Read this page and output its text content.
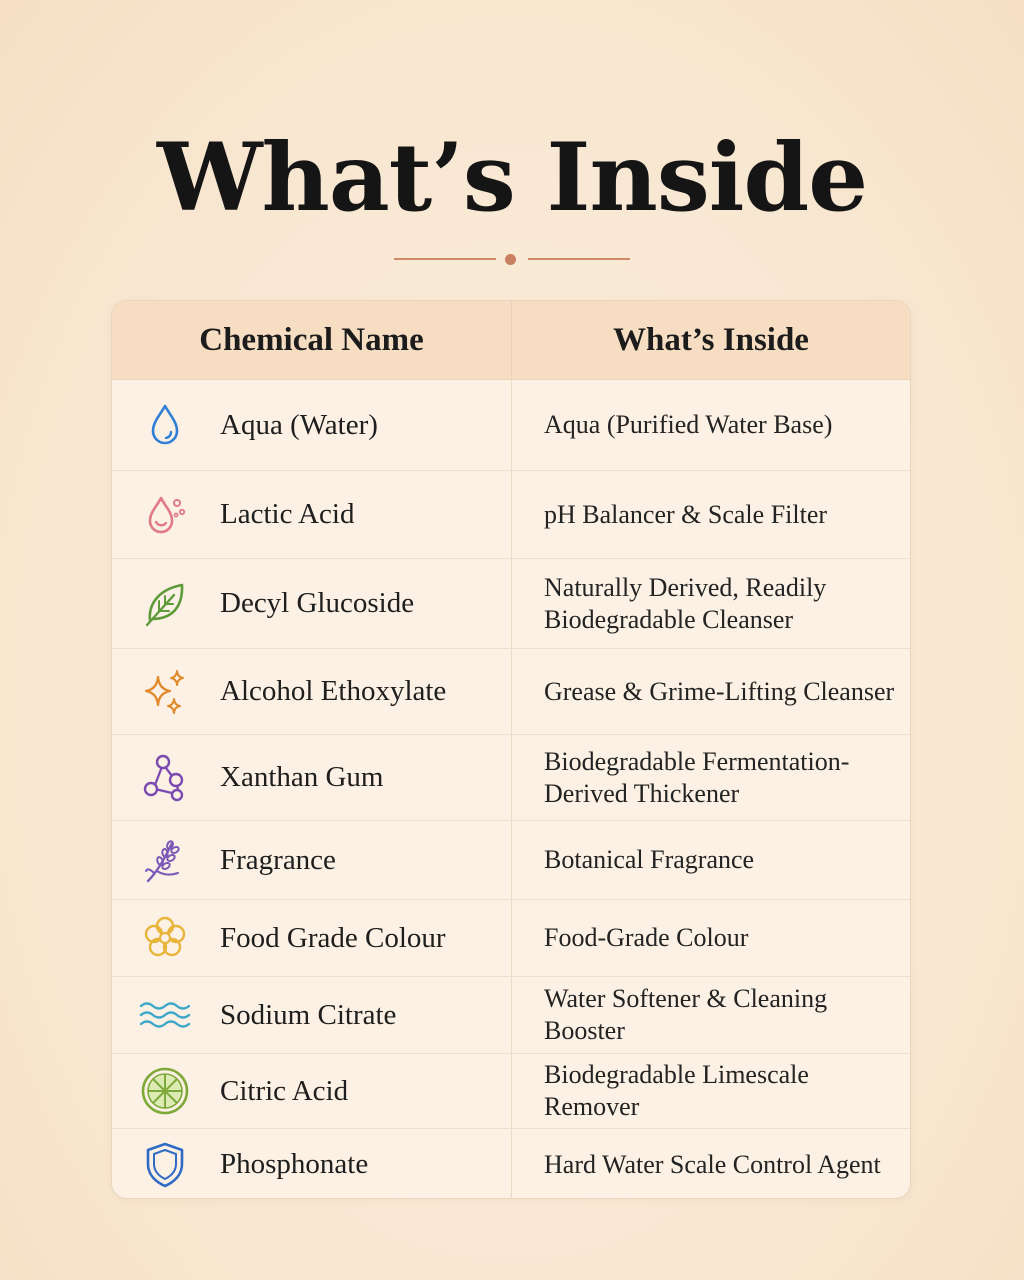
What’s Inside
Chemical Name	What’s Inside
Aqua (Water)	Aqua (Purified Water Base)
Lactic Acid	pH Balancer & Scale Filter
Decyl Glucoside	Naturally Derived, Readily Biodegradable Cleanser
Alcohol Ethoxylate	Grease & Grime-Lifting Cleanser
Xanthan Gum	Biodegradable Fermentation-Derived Thickener
Fragrance	Botanical Fragrance
Food Grade Colour	Food-Grade Colour
Sodium Citrate	Water Softener & Cleaning Booster
Citric Acid	Biodegradable Limescale Remover
Phosphonate	Hard Water Scale Control Agent
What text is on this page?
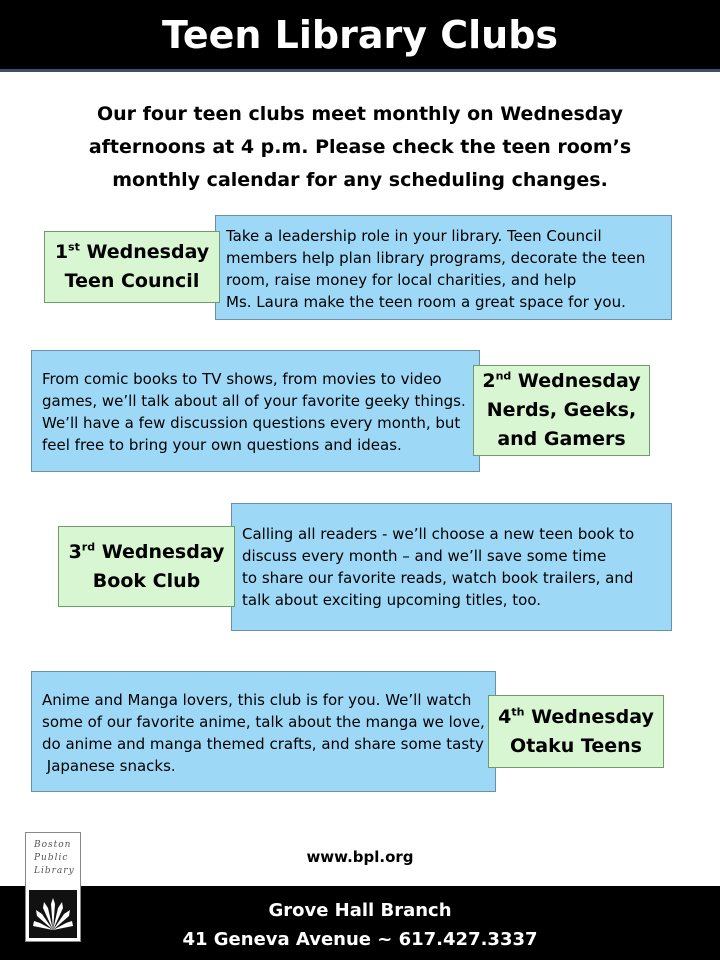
Teen Library Clubs
Our four teen clubs meet monthly on Wednesday afternoons at 4 p.m. Please check the teen room’s monthly calendar for any scheduling changes.
Take a leadership role in your library. Teen Council
members help plan library programs, decorate the teen
room, raise money for local charities, and help
Ms. Laura make the teen room a great space for you.
1st Wednesday
Teen Council
From comic books to TV shows, from movies to video
games, we’ll talk about all of your favorite geeky things.
We’ll have a few discussion questions every month, but
feel free to bring your own questions and ideas.
2nd Wednesday
Nerds, Geeks,
and Gamers
Calling all readers - we’ll choose a new teen book to
discuss every month – and we’ll save some time
to share our favorite reads, watch book trailers, and
talk about exciting upcoming titles, too.
3rd Wednesday
Book Club
Anime and Manga lovers, this club is for you. We’ll watch
some of our favorite anime, talk about the manga we love,
do anime and manga themed crafts, and share some tasty
Japanese snacks.
4th Wednesday
Otaku Teens
www.bpl.org
Boston
Public
Library
Grove Hall Branch
41 Geneva Avenue ~ 617.427.3337
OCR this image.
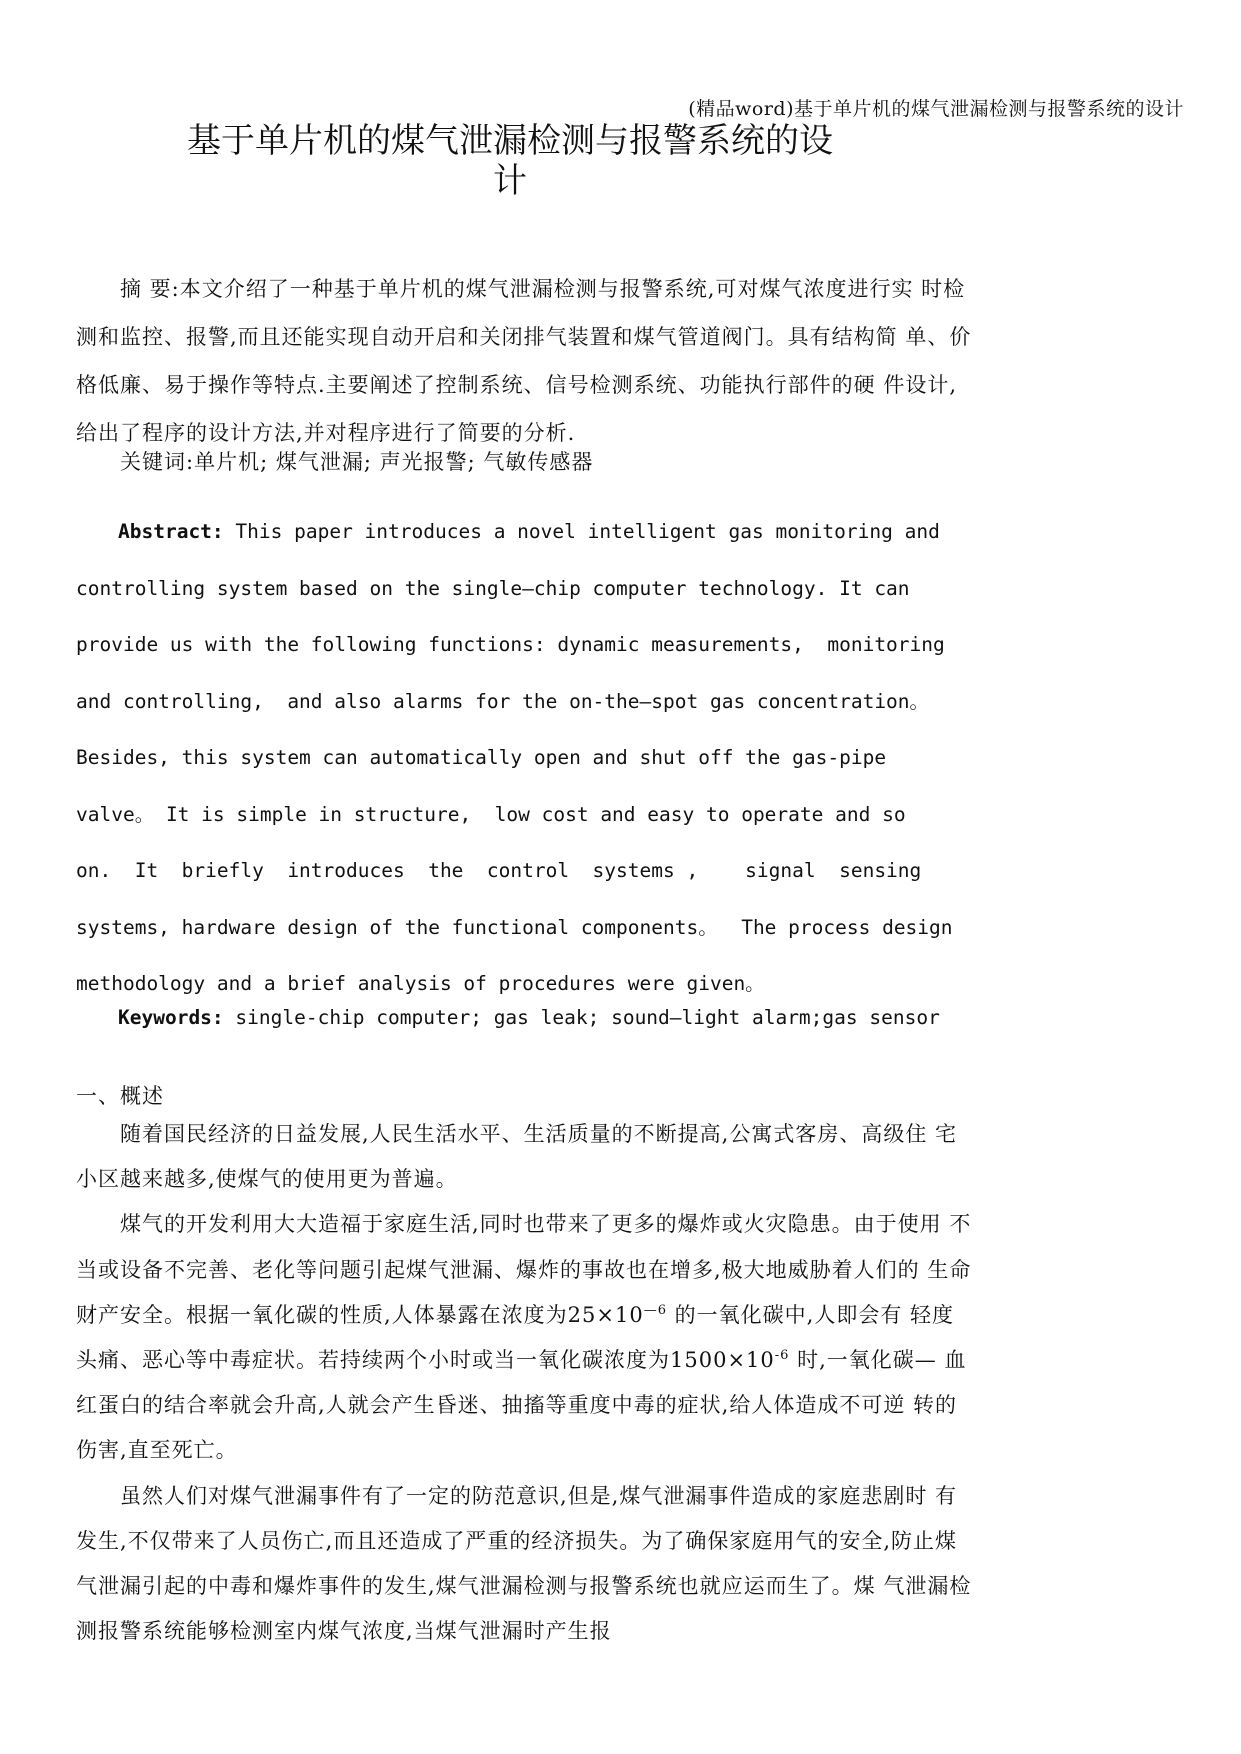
(精品word)基于单片机的煤气泄漏检测与报警系统的设计
基于单片机的煤气泄漏检测与报警系统的设
计

摘 要:本文介绍了一种基于单片机的煤气泄漏检测与报警系统,可对煤气浓度进行实 时检测和监控、报警,而且还能实现自动开启和关闭排气装置和煤气管道阀门。具有结构简 单、价格低廉、易于操作等特点.主要阐述了控制系统、信号检测系统、功能执行部件的硬 件设计,给出了程序的设计方法,并对程序进行了简要的分析.

关键词:单片机; 煤气泄漏; 声光报警; 气敏传感器

Abstract: This paper introduces a novel intelligent gas monitoring and

controlling system based on the single—chip computer technology. It can

provide us with the following functions: dynamic measurements,  monitoring

and controlling,  and also alarms for the on-the—spot gas concentration。

Besides, this system can automatically open and shut off the gas-pipe

valve。 It is simple in structure,  low cost and easy to operate and so

on.  It  briefly  introduces  the  control  systems ,    signal  sensing

systems, hardware design of the functional components。  The process design

methodology and a brief analysis of procedures were given。

Keywords: single-chip computer; gas leak; sound—light alarm;gas sensor
一、概述

随着国民经济的日益发展,人民生活水平、生活质量的不断提高,公寓式客房、高级住 宅小区越来越多,使煤气的使用更为普遍。

煤气的开发利用大大造福于家庭生活,同时也带来了更多的爆炸或火灾隐患。由于使用 不当或设备不完善、老化等问题引起煤气泄漏、爆炸的事故也在增多,极大地威胁着人们的 生命财产安全。根据一氧化碳的性质,人体暴露在浓度为$25\times 10^{—6}$ 的一氧化碳中,人即会有 轻度头痛、恶心等中毒症状。若持续两个小时或当一氧化碳浓度为$1500\times 10^{-6}$ 时,一氧化碳— 血红蛋白的结合率就会升高,人就会产生昏迷、抽搐等重度中毒的症状,给人体造成不可逆 转的伤害,直至死亡。

虽然人们对煤气泄漏事件有了一定的防范意识,但是,煤气泄漏事件造成的家庭悲剧时 有发生,不仅带来了人员伤亡,而且还造成了严重的经济损失。为了确保家庭用气的安全,防止煤气泄漏引起的中毒和爆炸事件的发生,煤气泄漏检测与报警系统也就应运而生了。煤 气泄漏检测报警系统能够检测室内煤气浓度,当煤气泄漏时产生报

◆ ◆ ◆

> Short exercise
Using the material above, set down every line exactly, but skip the pictures.

> Answer below
Read this page and output its text content.
What’s Inside
Chemical Name	What’s Inside
Aqua (Water)	Aqua (Purified Water Base)
Lactic Acid	pH Balancer & Scale Filter
Decyl Glucoside	Naturally Derived, Readily Biodegradable Cleanser
Alcohol Ethoxylate	Grease & Grime-Lifting Cleanser
Xanthan Gum	Biodegradable Fermentation-Derived Thickener
Fragrance	Botanical Fragrance
Food Grade Colour	Food-Grade Colour
Sodium Citrate	Water Softener & Cleaning Booster
Citric Acid	Biodegradable Limescale Remover
Phosphonate	Hard Water Scale Control Agent
What text is on this page?
Teen Library Clubs
Our four teen clubs meet monthly on Wednesday afternoons at 4 p.m. Please check the teen room’s monthly calendar for any scheduling changes.
Take a leadership role in your library. Teen Council
members help plan library programs, decorate the teen
room, raise money for local charities, and help
Ms. Laura make the teen room a great space for you.
1st Wednesday
Teen Council
From comic books to TV shows, from movies to video
games, we’ll talk about all of your favorite geeky things.
We’ll have a few discussion questions every month, but
feel free to bring your own questions and ideas.
2nd Wednesday
Nerds, Geeks,
and Gamers
Calling all readers - we’ll choose a new teen book to
discuss every month – and we’ll save some time
to share our favorite reads, watch book trailers, and
talk about exciting upcoming titles, too.
3rd Wednesday
Book Club
Anime and Manga lovers, this club is for you. We’ll watch
some of our favorite anime, talk about the manga we love,
do anime and manga themed crafts, and share some tasty
Japanese snacks.
4th Wednesday
Otaku Teens
www.bpl.org
Boston
Public
Library
Grove Hall Branch
41 Geneva Avenue ~ 617.427.3337
OCR this image.
(精品word)基于单片机的煤气泄漏检测与报警系统的设计
基于单片机的煤气泄漏检测与报警系统的设
计

摘 要:本文介绍了一种基于单片机的煤气泄漏检测与报警系统,可对煤气浓度进行实 时检测和监控、报警,而且还能实现自动开启和关闭排气装置和煤气管道阀门。具有结构简 单、价格低廉、易于操作等特点.主要阐述了控制系统、信号检测系统、功能执行部件的硬 件设计,给出了程序的设计方法,并对程序进行了简要的分析.

关键词:单片机; 煤气泄漏; 声光报警; 气敏传感器

Abstract: This paper introduces a novel intelligent gas monitoring and

controlling system based on the single—chip computer technology. It can

provide us with the following functions: dynamic measurements,  monitoring

and controlling,  and also alarms for the on-the—spot gas concentration。

Besides, this system can automatically open and shut off the gas-pipe

valve。 It is simple in structure,  low cost and easy to operate and so

on.  It  briefly  introduces  the  control  systems ,    signal  sensing

systems, hardware design of the functional components。  The process design

methodology and a brief analysis of procedures were given。

Keywords: single-chip computer; gas leak; sound—light alarm;gas sensor
一、概述

随着国民经济的日益发展,人民生活水平、生活质量的不断提高,公寓式客房、高级住 宅小区越来越多,使煤气的使用更为普遍。

煤气的开发利用大大造福于家庭生活,同时也带来了更多的爆炸或火灾隐患。由于使用 不当或设备不完善、老化等问题引起煤气泄漏、爆炸的事故也在增多,极大地威胁着人们的 生命财产安全。根据一氧化碳的性质,人体暴露在浓度为$25\times 10^{—6}$ 的一氧化碳中,人即会有 轻度头痛、恶心等中毒症状。若持续两个小时或当一氧化碳浓度为$1500\times 10^{-6}$ 时,一氧化碳— 血红蛋白的结合率就会升高,人就会产生昏迷、抽搐等重度中毒的症状,给人体造成不可逆 转的伤害,直至死亡。

虽然人们对煤气泄漏事件有了一定的防范意识,但是,煤气泄漏事件造成的家庭悲剧时 有发生,不仅带来了人员伤亡,而且还造成了严重的经济损失。为了确保家庭用气的安全,防止煤气泄漏引起的中毒和爆炸事件的发生,煤气泄漏检测与报警系统也就应运而生了。煤 气泄漏检测报警系统能够检测室内煤气浓度,当煤气泄漏时产生报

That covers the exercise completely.